GOAL OF THE EXERCISE:
Go through the listing and set it down exactly, leaving out its pictures.

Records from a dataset
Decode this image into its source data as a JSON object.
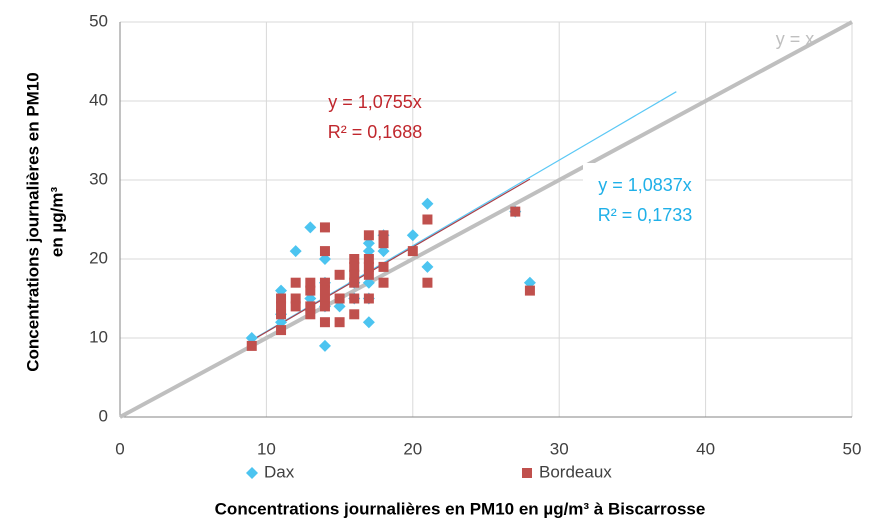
{
  "chart_data": {
    "type": "scatter",
    "x_label": "Concentrations journalières  en PM10 en µg/m³ à Biscarrosse",
    "y_label": [
      "Concentrations journalières en PM10",
      "en µg/m³"
    ],
    "xlim": [
      0,
      50
    ],
    "ylim": [
      0,
      50
    ],
    "xticks": [
      0,
      10,
      20,
      30,
      40,
      50
    ],
    "yticks": [
      0,
      10,
      20,
      30,
      40,
      50
    ],
    "grid": true,
    "legend": "bottom",
    "reference_line": {
      "slope": 1,
      "color": "#bfbfbf"
    },
    "series": [
      {
        "name": "Dax",
        "color": "#4cc4f0",
        "marker": "diamond",
        "x": [
          9,
          11,
          11,
          11,
          12,
          13,
          13,
          14,
          14,
          14,
          14,
          15,
          16,
          16,
          17,
          17,
          17,
          17,
          17,
          18,
          18,
          20,
          21,
          21,
          27,
          28
        ],
        "values": [
          10,
          16,
          13,
          12,
          21,
          24,
          15,
          20,
          17,
          14,
          9,
          14,
          17,
          15,
          22,
          21,
          17,
          15,
          12,
          23,
          21,
          23,
          27,
          19,
          26,
          17
        ],
        "trendline_slope": 1.0837,
        "trendline_x": [
          9,
          38
        ],
        "trendline_color": "#5bc8f5"
      },
      {
        "name": "Bordeaux",
        "color": "#c0504d",
        "marker": "square",
        "x": [
          9,
          11,
          11,
          11,
          11,
          12,
          12,
          12,
          13,
          13,
          13,
          13,
          14,
          14,
          14,
          14,
          14,
          14,
          14,
          15,
          15,
          15,
          16,
          16,
          16,
          16,
          16,
          16,
          17,
          17,
          17,
          17,
          17,
          18,
          18,
          18,
          18,
          20,
          21,
          21,
          27,
          28
        ],
        "values": [
          9,
          15,
          14,
          13,
          11,
          17,
          15,
          14,
          17,
          16,
          14,
          13,
          24,
          21,
          17,
          16,
          15,
          14,
          12,
          18,
          15,
          12,
          20,
          19,
          18,
          17,
          15,
          13,
          23,
          20,
          19,
          18,
          15,
          23,
          22,
          19,
          17,
          21,
          25,
          17,
          26,
          16
        ],
        "trendline_slope": 1.0755,
        "trendline_x": [
          9,
          28
        ],
        "trendline_color": "#a8404a"
      }
    ],
    "annotations": [
      {
        "text": "y = x",
        "color": "#bfbfbf"
      },
      {
        "text": "y = 1,0755x",
        "color": "#c0272d"
      },
      {
        "text": "R² = 0,1688",
        "color": "#c0272d"
      },
      {
        "text": "y = 1,0837x",
        "color": "#1fb0e8"
      },
      {
        "text": "R² = 0,1733",
        "color": "#1fb0e8"
      }
    ]
  }
}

FULL SOLUTION:
Decode this image into its source data as a JSON object.
{
  "chart_data": {
    "type": "scatter",
    "x_label": "Concentrations journalières  en PM10 en µg/m³ à Biscarrosse",
    "y_label": [
      "Concentrations journalières en PM10",
      "en µg/m³"
    ],
    "xlim": [
      0,
      50
    ],
    "ylim": [
      0,
      50
    ],
    "xticks": [
      0,
      10,
      20,
      30,
      40,
      50
    ],
    "yticks": [
      0,
      10,
      20,
      30,
      40,
      50
    ],
    "grid": true,
    "legend": "bottom",
    "reference_line": {
      "slope": 1,
      "color": "#bfbfbf"
    },
    "series": [
      {
        "name": "Dax",
        "color": "#4cc4f0",
        "marker": "diamond",
        "x": [
          9,
          11,
          11,
          11,
          12,
          13,
          13,
          14,
          14,
          14,
          14,
          15,
          16,
          16,
          17,
          17,
          17,
          17,
          17,
          18,
          18,
          20,
          21,
          21,
          27,
          28
        ],
        "values": [
          10,
          16,
          13,
          12,
          21,
          24,
          15,
          20,
          17,
          14,
          9,
          14,
          17,
          15,
          22,
          21,
          17,
          15,
          12,
          23,
          21,
          23,
          27,
          19,
          26,
          17
        ],
        "trendline_slope": 1.0837,
        "trendline_x": [
          9,
          38
        ],
        "trendline_color": "#5bc8f5"
      },
      {
        "name": "Bordeaux",
        "color": "#c0504d",
        "marker": "square",
        "x": [
          9,
          11,
          11,
          11,
          11,
          12,
          12,
          12,
          13,
          13,
          13,
          13,
          14,
          14,
          14,
          14,
          14,
          14,
          14,
          15,
          15,
          15,
          16,
          16,
          16,
          16,
          16,
          16,
          17,
          17,
          17,
          17,
          17,
          18,
          18,
          18,
          18,
          20,
          21,
          21,
          27,
          28
        ],
        "values": [
          9,
          15,
          14,
          13,
          11,
          17,
          15,
          14,
          17,
          16,
          14,
          13,
          24,
          21,
          17,
          16,
          15,
          14,
          12,
          18,
          15,
          12,
          20,
          19,
          18,
          17,
          15,
          13,
          23,
          20,
          19,
          18,
          15,
          23,
          22,
          19,
          17,
          21,
          25,
          17,
          26,
          16
        ],
        "trendline_slope": 1.0755,
        "trendline_x": [
          9,
          28
        ],
        "trendline_color": "#a8404a"
      }
    ],
    "annotations": [
      {
        "text": "y = x",
        "color": "#bfbfbf"
      },
      {
        "text": "y = 1,0755x",
        "color": "#c0272d"
      },
      {
        "text": "R² = 0,1688",
        "color": "#c0272d"
      },
      {
        "text": "y = 1,0837x",
        "color": "#1fb0e8"
      },
      {
        "text": "R² = 0,1733",
        "color": "#1fb0e8"
      }
    ]
  }
}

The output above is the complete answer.